> Problem description:
Extract the complete listing and repeat it word for word.

> Data in this exercise:
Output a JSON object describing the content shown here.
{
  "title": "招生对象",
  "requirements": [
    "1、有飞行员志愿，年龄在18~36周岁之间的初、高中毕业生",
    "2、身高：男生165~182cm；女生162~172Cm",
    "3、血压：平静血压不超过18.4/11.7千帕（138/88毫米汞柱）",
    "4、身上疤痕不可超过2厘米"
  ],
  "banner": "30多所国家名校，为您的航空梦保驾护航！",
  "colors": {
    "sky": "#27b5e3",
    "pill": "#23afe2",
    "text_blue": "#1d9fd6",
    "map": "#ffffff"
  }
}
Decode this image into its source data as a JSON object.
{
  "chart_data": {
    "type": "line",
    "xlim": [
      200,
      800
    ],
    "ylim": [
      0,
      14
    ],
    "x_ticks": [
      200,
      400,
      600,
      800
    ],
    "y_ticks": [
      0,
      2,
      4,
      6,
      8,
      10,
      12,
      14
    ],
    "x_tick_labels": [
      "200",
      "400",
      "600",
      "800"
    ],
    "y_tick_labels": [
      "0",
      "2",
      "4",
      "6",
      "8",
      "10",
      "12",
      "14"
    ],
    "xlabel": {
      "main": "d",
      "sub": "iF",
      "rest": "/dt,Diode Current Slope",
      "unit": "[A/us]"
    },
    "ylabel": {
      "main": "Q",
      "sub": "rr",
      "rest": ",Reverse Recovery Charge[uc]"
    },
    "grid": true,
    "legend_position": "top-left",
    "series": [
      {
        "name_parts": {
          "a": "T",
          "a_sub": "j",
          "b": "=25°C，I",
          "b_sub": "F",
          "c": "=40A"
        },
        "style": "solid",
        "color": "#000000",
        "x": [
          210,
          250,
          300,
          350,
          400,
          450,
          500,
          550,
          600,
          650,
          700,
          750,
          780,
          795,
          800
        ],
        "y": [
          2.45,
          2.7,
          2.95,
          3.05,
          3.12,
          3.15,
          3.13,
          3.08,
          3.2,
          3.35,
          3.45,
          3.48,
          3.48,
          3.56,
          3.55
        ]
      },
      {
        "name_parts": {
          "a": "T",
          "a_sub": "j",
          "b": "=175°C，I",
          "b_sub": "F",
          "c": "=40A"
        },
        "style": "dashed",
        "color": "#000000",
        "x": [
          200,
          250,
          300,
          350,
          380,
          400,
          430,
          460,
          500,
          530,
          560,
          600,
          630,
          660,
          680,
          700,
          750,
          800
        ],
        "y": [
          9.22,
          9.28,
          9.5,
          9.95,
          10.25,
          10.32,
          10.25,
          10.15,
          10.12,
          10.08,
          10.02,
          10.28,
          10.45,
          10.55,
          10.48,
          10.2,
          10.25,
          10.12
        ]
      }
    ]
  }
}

> Result of this exercise:
Output a JSON object describing the content shown here.
{
  "title": "招生对象",
  "requirements": [
    "1、有飞行员志愿，年龄在18~36周岁之间的初、高中毕业生",
    "2、身高：男生165~182cm；女生162~172Cm",
    "3、血压：平静血压不超过18.4/11.7千帕（138/88毫米汞柱）",
    "4、身上疤痕不可超过2厘米"
  ],
  "banner": "30多所国家名校，为您的航空梦保驾护航！",
  "colors": {
    "sky": "#27b5e3",
    "pill": "#23afe2",
    "text_blue": "#1d9fd6",
    "map": "#ffffff"
  }
}
Decode this image into its source data as a JSON object.
{
  "chart_data": {
    "type": "line",
    "xlim": [
      200,
      800
    ],
    "ylim": [
      0,
      14
    ],
    "x_ticks": [
      200,
      400,
      600,
      800
    ],
    "y_ticks": [
      0,
      2,
      4,
      6,
      8,
      10,
      12,
      14
    ],
    "x_tick_labels": [
      "200",
      "400",
      "600",
      "800"
    ],
    "y_tick_labels": [
      "0",
      "2",
      "4",
      "6",
      "8",
      "10",
      "12",
      "14"
    ],
    "xlabel": {
      "main": "d",
      "sub": "iF",
      "rest": "/dt,Diode Current Slope",
      "unit": "[A/us]"
    },
    "ylabel": {
      "main": "Q",
      "sub": "rr",
      "rest": ",Reverse Recovery Charge[uc]"
    },
    "grid": true,
    "legend_position": "top-left",
    "series": [
      {
        "name_parts": {
          "a": "T",
          "a_sub": "j",
          "b": "=25°C，I",
          "b_sub": "F",
          "c": "=40A"
        },
        "style": "solid",
        "color": "#000000",
        "x": [
          210,
          250,
          300,
          350,
          400,
          450,
          500,
          550,
          600,
          650,
          700,
          750,
          780,
          795,
          800
        ],
        "y": [
          2.45,
          2.7,
          2.95,
          3.05,
          3.12,
          3.15,
          3.13,
          3.08,
          3.2,
          3.35,
          3.45,
          3.48,
          3.48,
          3.56,
          3.55
        ]
      },
      {
        "name_parts": {
          "a": "T",
          "a_sub": "j",
          "b": "=175°C，I",
          "b_sub": "F",
          "c": "=40A"
        },
        "style": "dashed",
        "color": "#000000",
        "x": [
          200,
          250,
          300,
          350,
          380,
          400,
          430,
          460,
          500,
          530,
          560,
          600,
          630,
          660,
          680,
          700,
          750,
          800
        ],
        "y": [
          9.22,
          9.28,
          9.5,
          9.95,
          10.25,
          10.32,
          10.25,
          10.15,
          10.12,
          10.08,
          10.02,
          10.28,
          10.45,
          10.55,
          10.48,
          10.2,
          10.25,
          10.12
        ]
      }
    ]
  }
}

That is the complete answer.